◆ RECORDS SHOWN
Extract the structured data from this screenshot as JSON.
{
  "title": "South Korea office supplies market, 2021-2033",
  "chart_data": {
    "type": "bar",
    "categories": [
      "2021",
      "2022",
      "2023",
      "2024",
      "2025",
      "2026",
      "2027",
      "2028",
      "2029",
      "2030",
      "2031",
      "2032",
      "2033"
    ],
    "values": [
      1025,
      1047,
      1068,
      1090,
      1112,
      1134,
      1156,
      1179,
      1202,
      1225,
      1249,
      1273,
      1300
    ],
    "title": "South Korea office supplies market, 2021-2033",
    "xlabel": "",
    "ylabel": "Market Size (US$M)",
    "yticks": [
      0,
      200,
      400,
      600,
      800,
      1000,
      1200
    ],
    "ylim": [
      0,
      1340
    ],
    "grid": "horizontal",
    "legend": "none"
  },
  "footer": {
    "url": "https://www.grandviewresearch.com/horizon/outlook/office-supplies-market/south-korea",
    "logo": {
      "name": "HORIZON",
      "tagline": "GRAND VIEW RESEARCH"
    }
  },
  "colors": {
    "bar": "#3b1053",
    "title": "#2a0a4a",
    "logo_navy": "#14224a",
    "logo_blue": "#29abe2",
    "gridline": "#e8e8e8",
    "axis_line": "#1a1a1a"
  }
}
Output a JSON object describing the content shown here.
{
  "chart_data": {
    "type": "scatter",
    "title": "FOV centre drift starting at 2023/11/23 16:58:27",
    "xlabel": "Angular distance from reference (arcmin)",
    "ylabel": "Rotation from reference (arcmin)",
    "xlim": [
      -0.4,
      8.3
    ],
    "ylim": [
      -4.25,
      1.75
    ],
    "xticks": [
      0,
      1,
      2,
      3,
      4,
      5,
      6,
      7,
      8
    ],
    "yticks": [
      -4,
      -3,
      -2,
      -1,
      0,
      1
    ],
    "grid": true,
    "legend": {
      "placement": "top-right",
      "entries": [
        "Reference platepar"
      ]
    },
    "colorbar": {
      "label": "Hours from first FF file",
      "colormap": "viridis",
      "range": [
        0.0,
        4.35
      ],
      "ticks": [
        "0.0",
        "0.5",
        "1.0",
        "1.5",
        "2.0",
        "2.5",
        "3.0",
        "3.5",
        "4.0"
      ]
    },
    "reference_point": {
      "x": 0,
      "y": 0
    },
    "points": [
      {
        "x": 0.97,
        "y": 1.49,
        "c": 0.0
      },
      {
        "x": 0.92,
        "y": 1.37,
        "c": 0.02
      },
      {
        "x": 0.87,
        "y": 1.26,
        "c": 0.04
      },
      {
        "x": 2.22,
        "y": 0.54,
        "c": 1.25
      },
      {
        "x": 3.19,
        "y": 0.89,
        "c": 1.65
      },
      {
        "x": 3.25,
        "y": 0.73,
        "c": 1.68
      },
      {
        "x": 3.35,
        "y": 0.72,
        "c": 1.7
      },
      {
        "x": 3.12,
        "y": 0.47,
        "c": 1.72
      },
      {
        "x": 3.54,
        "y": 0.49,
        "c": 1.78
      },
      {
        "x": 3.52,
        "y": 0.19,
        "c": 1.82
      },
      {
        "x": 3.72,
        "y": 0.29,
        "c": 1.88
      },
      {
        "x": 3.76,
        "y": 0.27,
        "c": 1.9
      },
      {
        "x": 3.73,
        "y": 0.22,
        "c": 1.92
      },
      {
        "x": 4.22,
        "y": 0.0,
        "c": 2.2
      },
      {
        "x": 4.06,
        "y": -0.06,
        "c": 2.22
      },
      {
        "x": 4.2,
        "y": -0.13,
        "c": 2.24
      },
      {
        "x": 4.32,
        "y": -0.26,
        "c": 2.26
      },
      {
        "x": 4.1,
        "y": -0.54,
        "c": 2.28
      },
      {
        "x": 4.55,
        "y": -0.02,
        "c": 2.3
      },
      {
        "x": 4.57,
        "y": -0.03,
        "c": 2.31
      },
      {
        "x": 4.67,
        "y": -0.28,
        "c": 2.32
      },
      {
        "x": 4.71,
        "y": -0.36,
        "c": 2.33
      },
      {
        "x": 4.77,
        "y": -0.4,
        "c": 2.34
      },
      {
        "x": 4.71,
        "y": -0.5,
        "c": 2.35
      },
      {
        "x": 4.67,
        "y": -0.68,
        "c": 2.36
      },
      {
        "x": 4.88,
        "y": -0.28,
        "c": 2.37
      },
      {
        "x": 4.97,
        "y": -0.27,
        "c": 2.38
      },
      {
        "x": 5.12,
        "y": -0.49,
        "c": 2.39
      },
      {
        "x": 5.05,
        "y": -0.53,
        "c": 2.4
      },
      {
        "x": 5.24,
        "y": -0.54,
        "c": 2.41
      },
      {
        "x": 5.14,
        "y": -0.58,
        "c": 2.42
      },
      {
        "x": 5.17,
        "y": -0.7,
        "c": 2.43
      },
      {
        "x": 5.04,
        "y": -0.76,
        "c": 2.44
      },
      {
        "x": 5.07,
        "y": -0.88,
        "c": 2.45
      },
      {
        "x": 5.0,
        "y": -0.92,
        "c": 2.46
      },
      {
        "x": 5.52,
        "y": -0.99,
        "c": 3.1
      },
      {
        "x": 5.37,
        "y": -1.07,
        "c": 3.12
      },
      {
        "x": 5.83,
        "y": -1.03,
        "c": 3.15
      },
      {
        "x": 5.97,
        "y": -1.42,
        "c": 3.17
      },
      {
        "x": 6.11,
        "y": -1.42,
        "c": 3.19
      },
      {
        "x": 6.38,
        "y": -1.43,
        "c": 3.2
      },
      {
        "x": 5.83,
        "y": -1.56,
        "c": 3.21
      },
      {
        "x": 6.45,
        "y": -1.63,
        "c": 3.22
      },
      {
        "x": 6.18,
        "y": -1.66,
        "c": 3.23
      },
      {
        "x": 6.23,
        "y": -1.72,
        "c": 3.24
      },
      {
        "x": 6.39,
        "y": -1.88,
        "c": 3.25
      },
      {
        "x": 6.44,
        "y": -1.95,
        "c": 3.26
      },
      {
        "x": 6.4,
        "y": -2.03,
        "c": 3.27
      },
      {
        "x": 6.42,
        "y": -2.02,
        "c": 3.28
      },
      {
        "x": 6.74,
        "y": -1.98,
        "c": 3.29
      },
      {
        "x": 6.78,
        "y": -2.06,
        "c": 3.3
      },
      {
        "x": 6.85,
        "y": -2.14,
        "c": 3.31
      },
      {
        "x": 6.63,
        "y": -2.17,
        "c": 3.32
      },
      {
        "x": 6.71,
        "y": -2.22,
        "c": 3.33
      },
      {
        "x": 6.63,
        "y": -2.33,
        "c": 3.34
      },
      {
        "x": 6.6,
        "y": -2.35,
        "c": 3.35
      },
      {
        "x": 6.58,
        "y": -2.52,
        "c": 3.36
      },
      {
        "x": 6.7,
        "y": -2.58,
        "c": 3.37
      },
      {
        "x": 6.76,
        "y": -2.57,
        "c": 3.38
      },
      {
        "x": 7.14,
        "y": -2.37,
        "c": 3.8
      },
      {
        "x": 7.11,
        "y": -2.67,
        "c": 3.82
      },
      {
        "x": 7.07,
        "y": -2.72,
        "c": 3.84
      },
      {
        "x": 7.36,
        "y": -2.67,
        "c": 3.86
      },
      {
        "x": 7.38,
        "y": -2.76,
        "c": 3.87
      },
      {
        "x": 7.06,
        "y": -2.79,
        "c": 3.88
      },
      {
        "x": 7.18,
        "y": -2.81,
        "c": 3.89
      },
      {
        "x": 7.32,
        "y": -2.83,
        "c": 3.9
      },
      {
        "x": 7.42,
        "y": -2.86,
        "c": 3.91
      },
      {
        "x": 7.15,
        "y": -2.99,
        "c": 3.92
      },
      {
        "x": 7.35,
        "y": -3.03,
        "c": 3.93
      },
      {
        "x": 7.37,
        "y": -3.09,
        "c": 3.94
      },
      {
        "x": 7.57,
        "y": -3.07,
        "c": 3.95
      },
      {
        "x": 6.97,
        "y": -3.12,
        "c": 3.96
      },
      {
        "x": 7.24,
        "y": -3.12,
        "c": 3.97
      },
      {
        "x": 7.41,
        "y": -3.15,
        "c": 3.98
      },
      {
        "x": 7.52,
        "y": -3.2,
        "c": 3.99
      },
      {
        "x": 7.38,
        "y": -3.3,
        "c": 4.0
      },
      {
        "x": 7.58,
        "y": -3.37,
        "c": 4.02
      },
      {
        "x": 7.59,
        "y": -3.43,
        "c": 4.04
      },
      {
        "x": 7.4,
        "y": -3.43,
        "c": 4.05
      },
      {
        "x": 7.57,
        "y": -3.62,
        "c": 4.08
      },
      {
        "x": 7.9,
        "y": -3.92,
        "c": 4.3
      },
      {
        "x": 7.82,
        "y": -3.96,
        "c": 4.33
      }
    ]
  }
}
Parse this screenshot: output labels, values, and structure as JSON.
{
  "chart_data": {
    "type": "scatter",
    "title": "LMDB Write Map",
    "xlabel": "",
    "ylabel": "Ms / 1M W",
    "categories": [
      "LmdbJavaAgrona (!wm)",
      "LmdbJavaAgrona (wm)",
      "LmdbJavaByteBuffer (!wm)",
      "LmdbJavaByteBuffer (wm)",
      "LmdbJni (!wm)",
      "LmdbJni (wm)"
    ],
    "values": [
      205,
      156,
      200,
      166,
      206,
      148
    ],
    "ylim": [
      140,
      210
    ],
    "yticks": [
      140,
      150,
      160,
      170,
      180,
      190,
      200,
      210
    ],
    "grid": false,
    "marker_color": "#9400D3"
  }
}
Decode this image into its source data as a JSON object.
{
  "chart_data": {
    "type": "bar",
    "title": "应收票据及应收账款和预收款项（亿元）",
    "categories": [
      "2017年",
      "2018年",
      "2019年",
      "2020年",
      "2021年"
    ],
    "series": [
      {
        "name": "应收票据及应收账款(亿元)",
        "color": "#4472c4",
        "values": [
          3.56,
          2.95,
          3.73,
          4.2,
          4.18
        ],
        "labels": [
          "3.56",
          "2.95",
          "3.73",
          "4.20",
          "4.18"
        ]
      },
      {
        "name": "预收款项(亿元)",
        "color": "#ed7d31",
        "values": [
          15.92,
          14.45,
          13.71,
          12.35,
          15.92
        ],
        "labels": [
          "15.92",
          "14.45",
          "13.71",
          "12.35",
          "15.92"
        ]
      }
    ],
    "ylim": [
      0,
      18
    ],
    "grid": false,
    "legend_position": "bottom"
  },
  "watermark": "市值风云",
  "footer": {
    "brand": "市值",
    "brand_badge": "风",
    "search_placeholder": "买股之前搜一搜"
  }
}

◆ PROBLEM DETAILS
Read the lines above. Gather those in which the string "JSON" is found.

◆ RESPONSE
Extract the structured data from this screenshot as JSON.
Output a JSON object describing the content shown here.
Parse this screenshot: output labels, values, and structure as JSON.
Decode this image into its source data as a JSON object.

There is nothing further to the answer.